▸ DIRECTIVE:
The listing below should be written out exactly; please include all of it.
>>>>
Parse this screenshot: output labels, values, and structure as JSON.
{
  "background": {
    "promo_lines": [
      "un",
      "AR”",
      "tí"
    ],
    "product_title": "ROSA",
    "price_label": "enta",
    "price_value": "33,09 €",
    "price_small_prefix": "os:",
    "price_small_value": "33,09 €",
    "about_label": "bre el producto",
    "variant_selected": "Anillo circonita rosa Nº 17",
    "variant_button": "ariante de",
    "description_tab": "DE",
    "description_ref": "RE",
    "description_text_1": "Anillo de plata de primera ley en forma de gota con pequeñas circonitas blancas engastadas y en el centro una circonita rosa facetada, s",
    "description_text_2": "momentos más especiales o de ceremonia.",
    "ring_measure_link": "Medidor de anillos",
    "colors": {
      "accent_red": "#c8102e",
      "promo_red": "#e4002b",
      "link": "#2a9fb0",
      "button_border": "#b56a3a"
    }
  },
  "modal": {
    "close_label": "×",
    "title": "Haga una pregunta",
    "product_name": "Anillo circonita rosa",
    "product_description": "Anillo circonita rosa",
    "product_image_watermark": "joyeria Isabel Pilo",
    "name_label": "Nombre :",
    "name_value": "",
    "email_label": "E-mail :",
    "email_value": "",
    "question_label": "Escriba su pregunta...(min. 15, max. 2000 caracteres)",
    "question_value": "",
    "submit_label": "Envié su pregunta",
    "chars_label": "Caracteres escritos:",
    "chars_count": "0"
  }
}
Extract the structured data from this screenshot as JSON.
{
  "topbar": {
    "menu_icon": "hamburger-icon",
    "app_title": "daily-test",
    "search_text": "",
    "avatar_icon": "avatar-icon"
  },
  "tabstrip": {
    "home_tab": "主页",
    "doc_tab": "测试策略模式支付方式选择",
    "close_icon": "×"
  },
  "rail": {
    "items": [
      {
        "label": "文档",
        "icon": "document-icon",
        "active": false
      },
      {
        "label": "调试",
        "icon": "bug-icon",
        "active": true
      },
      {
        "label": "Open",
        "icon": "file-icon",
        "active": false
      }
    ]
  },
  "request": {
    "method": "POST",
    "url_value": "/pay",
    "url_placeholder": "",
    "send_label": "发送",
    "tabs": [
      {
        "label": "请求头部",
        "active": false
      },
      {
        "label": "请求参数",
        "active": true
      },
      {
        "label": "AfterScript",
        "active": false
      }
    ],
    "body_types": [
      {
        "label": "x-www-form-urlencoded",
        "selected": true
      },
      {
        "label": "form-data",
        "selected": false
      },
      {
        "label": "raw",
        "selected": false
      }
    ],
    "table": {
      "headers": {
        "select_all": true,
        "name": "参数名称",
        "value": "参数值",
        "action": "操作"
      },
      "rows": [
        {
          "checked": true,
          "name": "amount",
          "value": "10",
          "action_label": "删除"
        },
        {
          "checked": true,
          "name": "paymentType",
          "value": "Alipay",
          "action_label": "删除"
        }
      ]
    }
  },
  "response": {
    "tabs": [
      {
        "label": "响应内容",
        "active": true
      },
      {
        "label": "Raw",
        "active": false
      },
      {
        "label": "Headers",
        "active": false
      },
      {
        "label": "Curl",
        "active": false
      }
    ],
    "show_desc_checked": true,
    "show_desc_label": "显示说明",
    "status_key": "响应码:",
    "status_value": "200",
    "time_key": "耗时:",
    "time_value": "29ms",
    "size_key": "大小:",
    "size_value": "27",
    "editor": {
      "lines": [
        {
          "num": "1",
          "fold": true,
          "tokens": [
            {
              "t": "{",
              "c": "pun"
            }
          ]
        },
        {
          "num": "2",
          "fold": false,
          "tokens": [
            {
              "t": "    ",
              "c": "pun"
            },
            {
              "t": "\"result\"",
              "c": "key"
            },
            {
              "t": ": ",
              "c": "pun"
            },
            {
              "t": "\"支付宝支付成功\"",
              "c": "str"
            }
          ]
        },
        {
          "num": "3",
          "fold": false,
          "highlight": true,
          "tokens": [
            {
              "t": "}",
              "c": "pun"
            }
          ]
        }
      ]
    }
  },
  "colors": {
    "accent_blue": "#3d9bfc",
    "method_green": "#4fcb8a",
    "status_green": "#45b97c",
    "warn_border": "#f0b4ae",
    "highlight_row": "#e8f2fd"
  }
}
<<<<
▸ EXPECTED ANSWER:
Parse this screenshot: output labels, values, and structure as JSON.
{
  "background": {
    "promo_lines": [
      "un",
      "AR”",
      "tí"
    ],
    "product_title": "ROSA",
    "price_label": "enta",
    "price_value": "33,09 €",
    "price_small_prefix": "os:",
    "price_small_value": "33,09 €",
    "about_label": "bre el producto",
    "variant_selected": "Anillo circonita rosa Nº 17",
    "variant_button": "ariante de",
    "description_tab": "DE",
    "description_ref": "RE",
    "description_text_1": "Anillo de plata de primera ley en forma de gota con pequeñas circonitas blancas engastadas y en el centro una circonita rosa facetada, s",
    "description_text_2": "momentos más especiales o de ceremonia.",
    "ring_measure_link": "Medidor de anillos",
    "colors": {
      "accent_red": "#c8102e",
      "promo_red": "#e4002b",
      "link": "#2a9fb0",
      "button_border": "#b56a3a"
    }
  },
  "modal": {
    "close_label": "×",
    "title": "Haga una pregunta",
    "product_name": "Anillo circonita rosa",
    "product_description": "Anillo circonita rosa",
    "product_image_watermark": "joyeria Isabel Pilo",
    "name_label": "Nombre :",
    "name_value": "",
    "email_label": "E-mail :",
    "email_value": "",
    "question_label": "Escriba su pregunta...(min. 15, max. 2000 caracteres)",
    "question_value": "",
    "submit_label": "Envié su pregunta",
    "chars_label": "Caracteres escritos:",
    "chars_count": "0"
  }
}
Extract the structured data from this screenshot as JSON.
{
  "topbar": {
    "menu_icon": "hamburger-icon",
    "app_title": "daily-test",
    "search_text": "",
    "avatar_icon": "avatar-icon"
  },
  "tabstrip": {
    "home_tab": "主页",
    "doc_tab": "测试策略模式支付方式选择",
    "close_icon": "×"
  },
  "rail": {
    "items": [
      {
        "label": "文档",
        "icon": "document-icon",
        "active": false
      },
      {
        "label": "调试",
        "icon": "bug-icon",
        "active": true
      },
      {
        "label": "Open",
        "icon": "file-icon",
        "active": false
      }
    ]
  },
  "request": {
    "method": "POST",
    "url_value": "/pay",
    "url_placeholder": "",
    "send_label": "发送",
    "tabs": [
      {
        "label": "请求头部",
        "active": false
      },
      {
        "label": "请求参数",
        "active": true
      },
      {
        "label": "AfterScript",
        "active": false
      }
    ],
    "body_types": [
      {
        "label": "x-www-form-urlencoded",
        "selected": true
      },
      {
        "label": "form-data",
        "selected": false
      },
      {
        "label": "raw",
        "selected": false
      }
    ],
    "table": {
      "headers": {
        "select_all": true,
        "name": "参数名称",
        "value": "参数值",
        "action": "操作"
      },
      "rows": [
        {
          "checked": true,
          "name": "amount",
          "value": "10",
          "action_label": "删除"
        },
        {
          "checked": true,
          "name": "paymentType",
          "value": "Alipay",
          "action_label": "删除"
        }
      ]
    }
  },
  "response": {
    "tabs": [
      {
        "label": "响应内容",
        "active": true
      },
      {
        "label": "Raw",
        "active": false
      },
      {
        "label": "Headers",
        "active": false
      },
      {
        "label": "Curl",
        "active": false
      }
    ],
    "show_desc_checked": true,
    "show_desc_label": "显示说明",
    "status_key": "响应码:",
    "status_value": "200",
    "time_key": "耗时:",
    "time_value": "29ms",
    "size_key": "大小:",
    "size_value": "27",
    "editor": {
      "lines": [
        {
          "num": "1",
          "fold": true,
          "tokens": [
            {
              "t": "{",
              "c": "pun"
            }
          ]
        },
        {
          "num": "2",
          "fold": false,
          "tokens": [
            {
              "t": "    ",
              "c": "pun"
            },
            {
              "t": "\"result\"",
              "c": "key"
            },
            {
              "t": ": ",
              "c": "pun"
            },
            {
              "t": "\"支付宝支付成功\"",
              "c": "str"
            }
          ]
        },
        {
          "num": "3",
          "fold": false,
          "highlight": true,
          "tokens": [
            {
              "t": "}",
              "c": "pun"
            }
          ]
        }
      ]
    }
  },
  "colors": {
    "accent_blue": "#3d9bfc",
    "method_green": "#4fcb8a",
    "status_green": "#45b97c",
    "warn_border": "#f0b4ae",
    "highlight_row": "#e8f2fd"
  }
}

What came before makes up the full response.